[Some records]
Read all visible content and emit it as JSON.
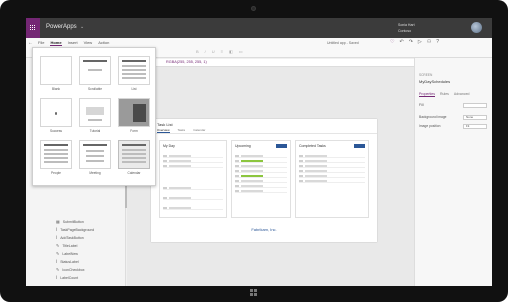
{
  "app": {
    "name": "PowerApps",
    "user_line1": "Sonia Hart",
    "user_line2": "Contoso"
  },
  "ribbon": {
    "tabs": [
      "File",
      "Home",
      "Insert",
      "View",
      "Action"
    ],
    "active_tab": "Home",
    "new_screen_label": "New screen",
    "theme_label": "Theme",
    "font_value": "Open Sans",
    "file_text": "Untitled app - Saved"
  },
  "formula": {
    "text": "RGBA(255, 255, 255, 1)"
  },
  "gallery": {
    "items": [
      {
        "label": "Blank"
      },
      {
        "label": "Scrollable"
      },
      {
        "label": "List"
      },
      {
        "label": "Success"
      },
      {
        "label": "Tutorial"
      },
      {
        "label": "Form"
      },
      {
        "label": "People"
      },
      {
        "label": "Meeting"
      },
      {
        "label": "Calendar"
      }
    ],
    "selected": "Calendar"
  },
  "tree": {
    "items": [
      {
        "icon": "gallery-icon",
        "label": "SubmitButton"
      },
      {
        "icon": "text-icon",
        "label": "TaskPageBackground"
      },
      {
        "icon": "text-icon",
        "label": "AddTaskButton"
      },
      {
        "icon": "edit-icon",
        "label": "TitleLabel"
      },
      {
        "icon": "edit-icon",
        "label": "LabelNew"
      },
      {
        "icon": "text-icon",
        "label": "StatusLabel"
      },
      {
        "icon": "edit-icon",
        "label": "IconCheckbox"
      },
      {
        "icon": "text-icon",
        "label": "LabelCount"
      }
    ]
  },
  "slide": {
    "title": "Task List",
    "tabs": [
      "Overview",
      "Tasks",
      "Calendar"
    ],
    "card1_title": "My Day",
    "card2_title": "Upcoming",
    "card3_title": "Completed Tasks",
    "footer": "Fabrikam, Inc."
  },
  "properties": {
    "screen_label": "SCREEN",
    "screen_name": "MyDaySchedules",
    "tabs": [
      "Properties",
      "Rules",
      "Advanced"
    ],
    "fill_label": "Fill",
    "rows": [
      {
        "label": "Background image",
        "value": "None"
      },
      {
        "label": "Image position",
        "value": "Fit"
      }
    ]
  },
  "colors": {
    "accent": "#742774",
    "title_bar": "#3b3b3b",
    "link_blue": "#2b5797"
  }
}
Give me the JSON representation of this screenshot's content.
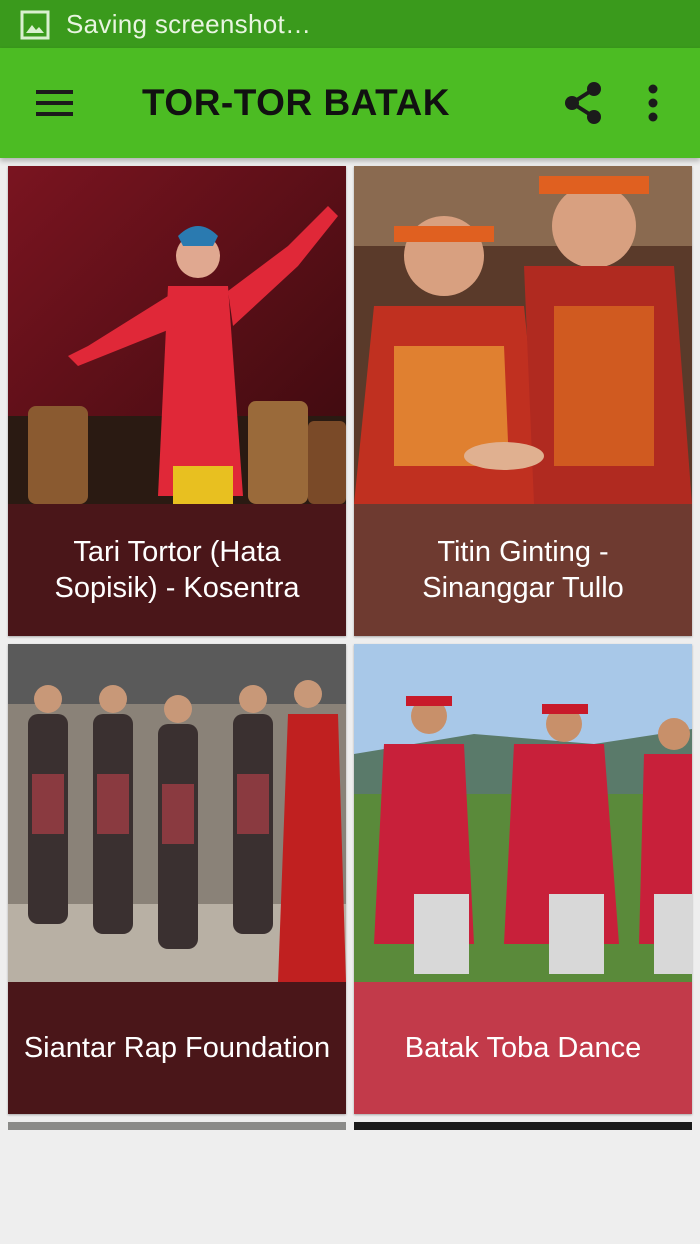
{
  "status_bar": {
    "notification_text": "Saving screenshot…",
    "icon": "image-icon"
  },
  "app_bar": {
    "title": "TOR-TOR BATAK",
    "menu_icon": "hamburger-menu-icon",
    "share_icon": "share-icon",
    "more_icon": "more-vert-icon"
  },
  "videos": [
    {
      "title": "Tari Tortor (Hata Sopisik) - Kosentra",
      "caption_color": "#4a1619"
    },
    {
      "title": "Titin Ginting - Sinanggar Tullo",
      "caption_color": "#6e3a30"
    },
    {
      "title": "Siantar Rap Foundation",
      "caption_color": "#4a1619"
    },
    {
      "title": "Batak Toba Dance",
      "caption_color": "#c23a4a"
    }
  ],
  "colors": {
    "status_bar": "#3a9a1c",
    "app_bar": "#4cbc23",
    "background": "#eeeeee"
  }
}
---
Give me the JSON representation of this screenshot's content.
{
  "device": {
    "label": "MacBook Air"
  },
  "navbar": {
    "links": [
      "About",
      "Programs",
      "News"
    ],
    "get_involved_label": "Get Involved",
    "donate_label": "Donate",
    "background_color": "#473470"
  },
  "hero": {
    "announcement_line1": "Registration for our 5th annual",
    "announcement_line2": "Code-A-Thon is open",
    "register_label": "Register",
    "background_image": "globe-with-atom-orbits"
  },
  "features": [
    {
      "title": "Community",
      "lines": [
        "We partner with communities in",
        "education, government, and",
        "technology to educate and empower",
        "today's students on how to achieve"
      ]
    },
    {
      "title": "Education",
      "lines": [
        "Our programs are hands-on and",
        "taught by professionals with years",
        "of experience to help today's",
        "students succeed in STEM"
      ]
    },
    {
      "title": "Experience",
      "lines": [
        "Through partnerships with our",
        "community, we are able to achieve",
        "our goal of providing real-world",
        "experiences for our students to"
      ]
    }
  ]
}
* * *
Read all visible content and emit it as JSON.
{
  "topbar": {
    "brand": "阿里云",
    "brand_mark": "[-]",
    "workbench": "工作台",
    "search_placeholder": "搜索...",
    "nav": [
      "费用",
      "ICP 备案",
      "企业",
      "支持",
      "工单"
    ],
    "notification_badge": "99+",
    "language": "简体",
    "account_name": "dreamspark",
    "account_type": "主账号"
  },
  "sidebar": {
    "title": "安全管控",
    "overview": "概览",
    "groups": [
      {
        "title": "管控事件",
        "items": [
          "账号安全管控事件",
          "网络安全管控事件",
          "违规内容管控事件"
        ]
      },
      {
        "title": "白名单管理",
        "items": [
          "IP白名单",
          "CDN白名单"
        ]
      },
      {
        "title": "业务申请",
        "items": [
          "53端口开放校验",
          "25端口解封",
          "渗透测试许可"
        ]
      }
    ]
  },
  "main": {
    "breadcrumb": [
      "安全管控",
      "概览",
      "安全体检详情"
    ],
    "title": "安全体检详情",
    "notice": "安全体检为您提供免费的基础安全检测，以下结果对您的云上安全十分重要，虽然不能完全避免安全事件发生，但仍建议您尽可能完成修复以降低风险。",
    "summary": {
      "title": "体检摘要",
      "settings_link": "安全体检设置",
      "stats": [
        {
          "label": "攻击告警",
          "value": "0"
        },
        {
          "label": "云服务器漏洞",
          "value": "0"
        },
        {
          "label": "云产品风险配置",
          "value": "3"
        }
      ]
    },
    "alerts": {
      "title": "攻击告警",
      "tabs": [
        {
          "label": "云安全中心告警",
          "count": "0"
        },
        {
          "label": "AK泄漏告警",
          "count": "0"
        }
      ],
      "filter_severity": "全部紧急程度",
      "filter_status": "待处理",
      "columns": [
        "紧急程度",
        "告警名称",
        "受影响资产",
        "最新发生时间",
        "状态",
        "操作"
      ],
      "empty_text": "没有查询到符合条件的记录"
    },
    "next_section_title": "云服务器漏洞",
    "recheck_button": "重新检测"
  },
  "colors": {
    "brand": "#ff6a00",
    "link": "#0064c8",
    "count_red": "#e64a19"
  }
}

— INSTRUCTION —
Find each line in the records holding the string "Calendar" and show it.

— RESULT BELOW —
        "label": "Calendar"
    "selected": "Calendar"
      "Calendar"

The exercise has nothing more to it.